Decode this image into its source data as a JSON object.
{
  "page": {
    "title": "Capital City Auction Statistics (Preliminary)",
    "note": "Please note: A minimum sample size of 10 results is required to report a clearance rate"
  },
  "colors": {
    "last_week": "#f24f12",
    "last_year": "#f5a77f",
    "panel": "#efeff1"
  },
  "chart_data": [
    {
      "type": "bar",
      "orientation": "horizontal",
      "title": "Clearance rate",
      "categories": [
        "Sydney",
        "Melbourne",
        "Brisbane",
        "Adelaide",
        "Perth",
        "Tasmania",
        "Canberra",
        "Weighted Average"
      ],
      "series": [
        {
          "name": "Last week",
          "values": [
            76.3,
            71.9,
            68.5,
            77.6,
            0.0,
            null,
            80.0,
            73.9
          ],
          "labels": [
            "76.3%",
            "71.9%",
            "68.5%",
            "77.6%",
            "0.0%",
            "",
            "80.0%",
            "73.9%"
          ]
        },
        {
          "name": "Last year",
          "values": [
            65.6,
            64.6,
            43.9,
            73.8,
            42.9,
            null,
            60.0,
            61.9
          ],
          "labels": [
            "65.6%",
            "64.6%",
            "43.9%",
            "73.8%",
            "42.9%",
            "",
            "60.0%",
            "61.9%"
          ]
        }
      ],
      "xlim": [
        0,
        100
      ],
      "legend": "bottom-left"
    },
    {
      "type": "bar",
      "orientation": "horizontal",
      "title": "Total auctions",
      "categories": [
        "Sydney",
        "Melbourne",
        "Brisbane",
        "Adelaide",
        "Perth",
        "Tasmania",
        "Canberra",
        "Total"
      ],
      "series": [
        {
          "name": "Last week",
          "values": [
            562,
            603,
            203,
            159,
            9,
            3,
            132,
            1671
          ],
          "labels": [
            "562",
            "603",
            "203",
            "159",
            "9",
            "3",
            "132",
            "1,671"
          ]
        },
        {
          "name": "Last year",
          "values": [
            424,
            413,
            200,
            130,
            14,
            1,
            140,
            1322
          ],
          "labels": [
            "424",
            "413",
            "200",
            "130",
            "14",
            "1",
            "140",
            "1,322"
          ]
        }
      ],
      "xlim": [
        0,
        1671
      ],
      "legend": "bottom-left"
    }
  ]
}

= = = =

_WRITTEN REQUEST_
Repeat each entry word for word.

_THE SOLUTION_
Decode this image into its source data as a JSON object.
{
  "page": {
    "title": "Capital City Auction Statistics (Preliminary)",
    "note": "Please note: A minimum sample size of 10 results is required to report a clearance rate"
  },
  "colors": {
    "last_week": "#f24f12",
    "last_year": "#f5a77f",
    "panel": "#efeff1"
  },
  "chart_data": [
    {
      "type": "bar",
      "orientation": "horizontal",
      "title": "Clearance rate",
      "categories": [
        "Sydney",
        "Melbourne",
        "Brisbane",
        "Adelaide",
        "Perth",
        "Tasmania",
        "Canberra",
        "Weighted Average"
      ],
      "series": [
        {
          "name": "Last week",
          "values": [
            76.3,
            71.9,
            68.5,
            77.6,
            0.0,
            null,
            80.0,
            73.9
          ],
          "labels": [
            "76.3%",
            "71.9%",
            "68.5%",
            "77.6%",
            "0.0%",
            "",
            "80.0%",
            "73.9%"
          ]
        },
        {
          "name": "Last year",
          "values": [
            65.6,
            64.6,
            43.9,
            73.8,
            42.9,
            null,
            60.0,
            61.9
          ],
          "labels": [
            "65.6%",
            "64.6%",
            "43.9%",
            "73.8%",
            "42.9%",
            "",
            "60.0%",
            "61.9%"
          ]
        }
      ],
      "xlim": [
        0,
        100
      ],
      "legend": "bottom-left"
    },
    {
      "type": "bar",
      "orientation": "horizontal",
      "title": "Total auctions",
      "categories": [
        "Sydney",
        "Melbourne",
        "Brisbane",
        "Adelaide",
        "Perth",
        "Tasmania",
        "Canberra",
        "Total"
      ],
      "series": [
        {
          "name": "Last week",
          "values": [
            562,
            603,
            203,
            159,
            9,
            3,
            132,
            1671
          ],
          "labels": [
            "562",
            "603",
            "203",
            "159",
            "9",
            "3",
            "132",
            "1,671"
          ]
        },
        {
          "name": "Last year",
          "values": [
            424,
            413,
            200,
            130,
            14,
            1,
            140,
            1322
          ],
          "labels": [
            "424",
            "413",
            "200",
            "130",
            "14",
            "1",
            "140",
            "1,322"
          ]
        }
      ],
      "xlim": [
        0,
        1671
      ],
      "legend": "bottom-left"
    }
  ]
}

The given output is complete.